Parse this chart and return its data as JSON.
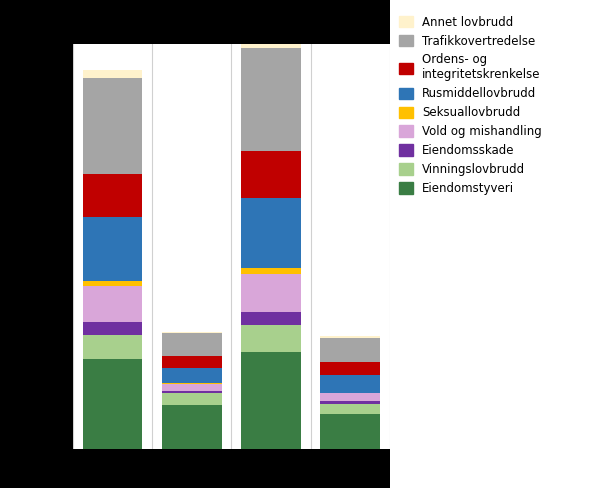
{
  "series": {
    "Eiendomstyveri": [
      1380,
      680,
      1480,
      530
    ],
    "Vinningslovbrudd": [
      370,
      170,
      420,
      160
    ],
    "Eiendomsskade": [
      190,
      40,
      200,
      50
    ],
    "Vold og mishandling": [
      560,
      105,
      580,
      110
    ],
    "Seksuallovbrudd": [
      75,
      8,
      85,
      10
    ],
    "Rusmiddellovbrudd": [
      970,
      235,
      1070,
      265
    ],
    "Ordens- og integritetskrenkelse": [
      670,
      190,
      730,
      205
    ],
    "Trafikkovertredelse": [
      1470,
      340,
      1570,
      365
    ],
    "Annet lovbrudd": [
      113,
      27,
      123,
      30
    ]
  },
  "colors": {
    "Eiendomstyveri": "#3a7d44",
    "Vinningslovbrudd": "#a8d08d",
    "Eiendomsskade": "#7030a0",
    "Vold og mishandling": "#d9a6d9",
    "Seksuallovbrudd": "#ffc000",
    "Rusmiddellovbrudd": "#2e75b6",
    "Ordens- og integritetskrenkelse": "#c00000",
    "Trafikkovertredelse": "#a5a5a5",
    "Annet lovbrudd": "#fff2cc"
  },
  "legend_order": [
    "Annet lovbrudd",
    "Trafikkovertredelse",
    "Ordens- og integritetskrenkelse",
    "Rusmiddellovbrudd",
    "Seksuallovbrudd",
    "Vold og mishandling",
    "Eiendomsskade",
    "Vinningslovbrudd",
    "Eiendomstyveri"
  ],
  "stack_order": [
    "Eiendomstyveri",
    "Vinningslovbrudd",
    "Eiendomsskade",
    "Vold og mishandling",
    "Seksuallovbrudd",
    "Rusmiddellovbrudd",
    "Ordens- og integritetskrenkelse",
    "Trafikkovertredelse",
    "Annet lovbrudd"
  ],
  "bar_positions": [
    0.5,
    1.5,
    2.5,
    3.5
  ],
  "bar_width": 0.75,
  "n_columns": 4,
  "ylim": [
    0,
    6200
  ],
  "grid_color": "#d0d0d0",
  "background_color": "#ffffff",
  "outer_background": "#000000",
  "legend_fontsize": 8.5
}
- - - - -
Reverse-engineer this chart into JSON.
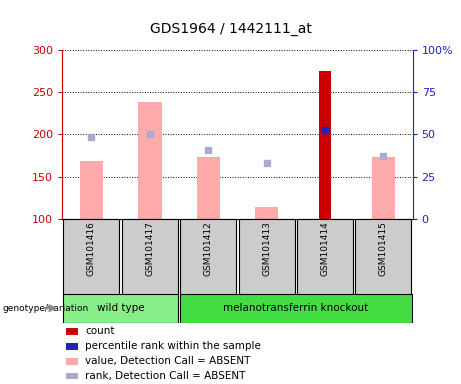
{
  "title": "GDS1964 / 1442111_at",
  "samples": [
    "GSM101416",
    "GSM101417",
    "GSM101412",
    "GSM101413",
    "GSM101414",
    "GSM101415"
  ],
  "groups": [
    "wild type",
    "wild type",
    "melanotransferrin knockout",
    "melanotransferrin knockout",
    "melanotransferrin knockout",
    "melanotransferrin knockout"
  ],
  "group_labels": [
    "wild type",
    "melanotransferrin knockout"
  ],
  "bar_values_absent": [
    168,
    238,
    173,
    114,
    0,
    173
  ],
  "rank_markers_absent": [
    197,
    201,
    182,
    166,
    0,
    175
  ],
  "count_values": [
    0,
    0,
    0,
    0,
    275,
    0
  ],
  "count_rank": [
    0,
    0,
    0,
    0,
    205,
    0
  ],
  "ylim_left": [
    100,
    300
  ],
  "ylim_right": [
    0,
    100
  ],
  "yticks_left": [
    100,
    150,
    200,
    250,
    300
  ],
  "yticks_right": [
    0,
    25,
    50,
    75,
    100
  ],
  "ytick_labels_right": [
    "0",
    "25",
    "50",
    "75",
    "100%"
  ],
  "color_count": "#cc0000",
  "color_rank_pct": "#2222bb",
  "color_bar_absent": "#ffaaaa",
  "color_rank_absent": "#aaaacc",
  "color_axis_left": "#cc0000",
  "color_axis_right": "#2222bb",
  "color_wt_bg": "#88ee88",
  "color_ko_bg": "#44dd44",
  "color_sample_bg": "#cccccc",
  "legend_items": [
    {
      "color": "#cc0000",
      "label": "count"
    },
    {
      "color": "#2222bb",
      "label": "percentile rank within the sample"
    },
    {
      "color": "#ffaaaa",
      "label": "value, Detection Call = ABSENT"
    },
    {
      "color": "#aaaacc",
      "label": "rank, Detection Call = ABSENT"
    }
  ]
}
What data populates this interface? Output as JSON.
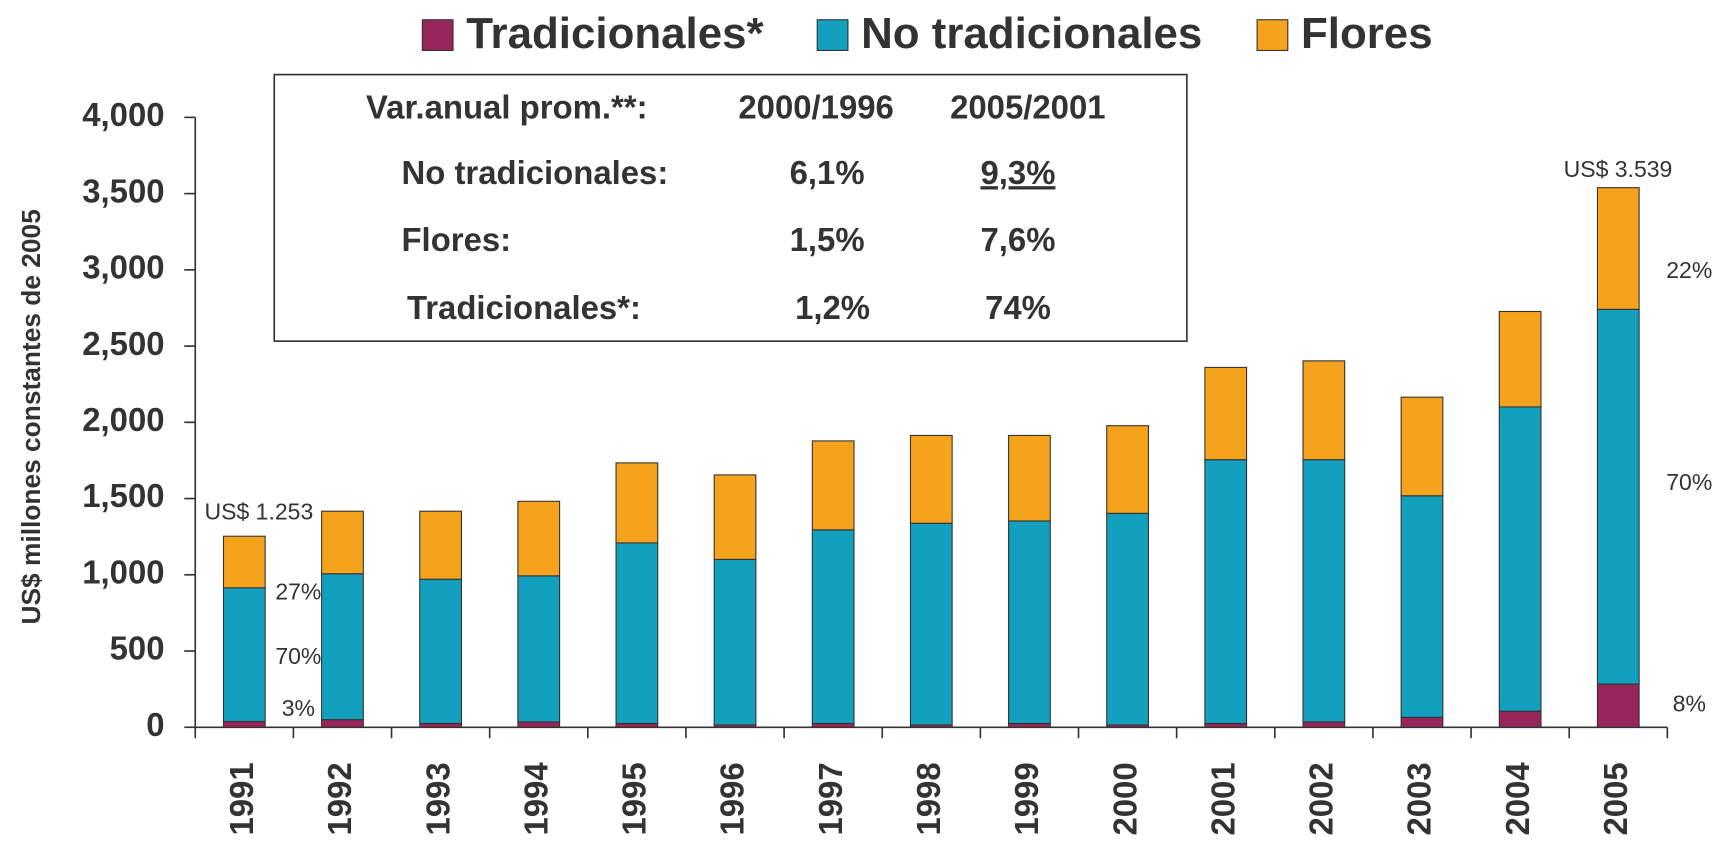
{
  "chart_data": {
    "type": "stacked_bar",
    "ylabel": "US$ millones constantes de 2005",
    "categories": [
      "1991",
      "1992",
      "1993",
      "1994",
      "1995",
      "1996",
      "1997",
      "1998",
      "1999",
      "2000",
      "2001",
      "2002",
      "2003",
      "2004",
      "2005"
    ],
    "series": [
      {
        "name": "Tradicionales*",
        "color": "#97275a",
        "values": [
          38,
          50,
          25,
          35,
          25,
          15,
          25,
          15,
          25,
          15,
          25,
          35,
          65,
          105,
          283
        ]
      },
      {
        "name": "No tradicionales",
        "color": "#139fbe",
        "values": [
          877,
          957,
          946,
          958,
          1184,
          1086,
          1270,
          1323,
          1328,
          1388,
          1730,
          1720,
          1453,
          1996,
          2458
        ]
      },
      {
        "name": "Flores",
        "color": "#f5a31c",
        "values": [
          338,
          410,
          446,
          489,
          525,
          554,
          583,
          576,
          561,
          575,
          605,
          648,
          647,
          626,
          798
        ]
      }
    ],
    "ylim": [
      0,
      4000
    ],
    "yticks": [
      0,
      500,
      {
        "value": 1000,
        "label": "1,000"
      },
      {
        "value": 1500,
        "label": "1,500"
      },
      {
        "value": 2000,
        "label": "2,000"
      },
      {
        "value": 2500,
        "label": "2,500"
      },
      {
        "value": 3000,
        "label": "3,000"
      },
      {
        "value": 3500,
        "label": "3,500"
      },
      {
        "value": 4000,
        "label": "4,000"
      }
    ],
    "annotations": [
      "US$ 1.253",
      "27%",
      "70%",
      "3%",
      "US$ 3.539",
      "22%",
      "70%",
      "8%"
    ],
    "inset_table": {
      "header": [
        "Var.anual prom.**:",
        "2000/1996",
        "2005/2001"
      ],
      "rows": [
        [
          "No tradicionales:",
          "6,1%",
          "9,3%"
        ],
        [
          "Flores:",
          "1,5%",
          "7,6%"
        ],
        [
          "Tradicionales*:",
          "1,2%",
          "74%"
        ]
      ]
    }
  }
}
- - - - -
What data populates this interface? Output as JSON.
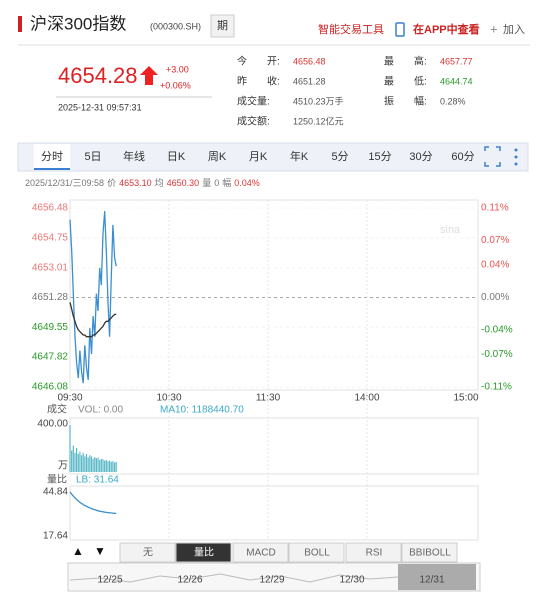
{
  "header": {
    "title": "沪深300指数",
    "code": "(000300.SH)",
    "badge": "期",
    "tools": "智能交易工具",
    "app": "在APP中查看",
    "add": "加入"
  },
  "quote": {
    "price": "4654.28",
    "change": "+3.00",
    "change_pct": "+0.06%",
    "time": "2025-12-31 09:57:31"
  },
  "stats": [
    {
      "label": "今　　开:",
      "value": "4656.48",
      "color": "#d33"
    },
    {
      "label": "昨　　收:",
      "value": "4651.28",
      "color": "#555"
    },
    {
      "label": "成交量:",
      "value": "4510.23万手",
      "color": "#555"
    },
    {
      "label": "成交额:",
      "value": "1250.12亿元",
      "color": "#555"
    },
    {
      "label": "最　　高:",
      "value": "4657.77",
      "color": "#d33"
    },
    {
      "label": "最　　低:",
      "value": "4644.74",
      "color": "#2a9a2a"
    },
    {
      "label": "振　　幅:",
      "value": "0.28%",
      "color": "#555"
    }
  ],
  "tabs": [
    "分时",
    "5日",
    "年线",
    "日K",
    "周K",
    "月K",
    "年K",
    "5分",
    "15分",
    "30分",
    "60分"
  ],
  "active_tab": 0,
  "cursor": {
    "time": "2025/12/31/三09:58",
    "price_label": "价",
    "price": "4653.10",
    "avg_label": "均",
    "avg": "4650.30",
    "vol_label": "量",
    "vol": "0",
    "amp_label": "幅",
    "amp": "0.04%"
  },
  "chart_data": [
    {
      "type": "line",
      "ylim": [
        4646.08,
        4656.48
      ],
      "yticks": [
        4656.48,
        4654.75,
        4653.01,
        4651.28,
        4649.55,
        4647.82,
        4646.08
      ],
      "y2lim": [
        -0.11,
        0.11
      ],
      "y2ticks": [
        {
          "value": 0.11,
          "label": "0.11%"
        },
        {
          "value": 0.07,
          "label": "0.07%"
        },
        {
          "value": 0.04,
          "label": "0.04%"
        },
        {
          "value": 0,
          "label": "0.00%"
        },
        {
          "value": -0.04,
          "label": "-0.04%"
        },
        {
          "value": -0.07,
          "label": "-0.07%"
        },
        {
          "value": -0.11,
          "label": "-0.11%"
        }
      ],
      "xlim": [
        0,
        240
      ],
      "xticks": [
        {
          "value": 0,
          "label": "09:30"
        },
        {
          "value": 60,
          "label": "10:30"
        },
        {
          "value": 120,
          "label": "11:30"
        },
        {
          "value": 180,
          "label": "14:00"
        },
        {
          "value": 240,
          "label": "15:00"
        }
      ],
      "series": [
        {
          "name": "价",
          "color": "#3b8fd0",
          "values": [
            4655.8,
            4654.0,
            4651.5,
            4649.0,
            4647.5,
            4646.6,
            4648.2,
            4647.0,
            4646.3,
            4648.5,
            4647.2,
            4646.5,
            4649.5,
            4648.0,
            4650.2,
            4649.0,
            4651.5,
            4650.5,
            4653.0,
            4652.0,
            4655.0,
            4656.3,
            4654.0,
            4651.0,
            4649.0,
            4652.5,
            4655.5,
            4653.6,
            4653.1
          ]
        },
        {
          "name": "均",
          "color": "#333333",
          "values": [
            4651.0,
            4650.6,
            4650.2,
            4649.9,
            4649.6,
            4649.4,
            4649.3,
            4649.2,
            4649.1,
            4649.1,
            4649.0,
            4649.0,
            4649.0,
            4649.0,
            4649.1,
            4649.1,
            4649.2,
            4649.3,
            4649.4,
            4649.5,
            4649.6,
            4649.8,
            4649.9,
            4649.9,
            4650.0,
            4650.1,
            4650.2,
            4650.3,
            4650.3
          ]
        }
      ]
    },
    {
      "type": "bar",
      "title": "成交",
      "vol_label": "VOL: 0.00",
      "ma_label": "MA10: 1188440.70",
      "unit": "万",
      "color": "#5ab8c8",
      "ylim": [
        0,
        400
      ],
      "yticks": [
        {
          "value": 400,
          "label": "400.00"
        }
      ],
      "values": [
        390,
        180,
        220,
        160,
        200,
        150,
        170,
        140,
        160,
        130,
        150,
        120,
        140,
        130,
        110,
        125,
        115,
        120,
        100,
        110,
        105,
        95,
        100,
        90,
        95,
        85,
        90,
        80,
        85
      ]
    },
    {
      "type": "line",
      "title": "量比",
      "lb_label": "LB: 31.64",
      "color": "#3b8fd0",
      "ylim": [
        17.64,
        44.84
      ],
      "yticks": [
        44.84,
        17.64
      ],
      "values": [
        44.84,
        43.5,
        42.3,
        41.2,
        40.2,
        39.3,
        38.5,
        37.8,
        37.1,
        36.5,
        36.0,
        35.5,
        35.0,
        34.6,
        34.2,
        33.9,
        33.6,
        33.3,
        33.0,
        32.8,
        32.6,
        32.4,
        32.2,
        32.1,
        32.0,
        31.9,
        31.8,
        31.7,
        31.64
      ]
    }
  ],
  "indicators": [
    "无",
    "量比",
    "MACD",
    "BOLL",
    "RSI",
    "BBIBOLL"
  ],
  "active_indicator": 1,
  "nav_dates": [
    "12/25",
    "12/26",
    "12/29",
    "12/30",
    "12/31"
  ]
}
- - - - -
Problem description
Search the data for "Trafikkovertredelse". Copy every line that has it.

Solved problem
    "Trafikkovertredelse": [
    "Trafikkovertredelse": "#a5a5a5",
    "Trafikkovertredelse",
    "Trafikkovertredelse",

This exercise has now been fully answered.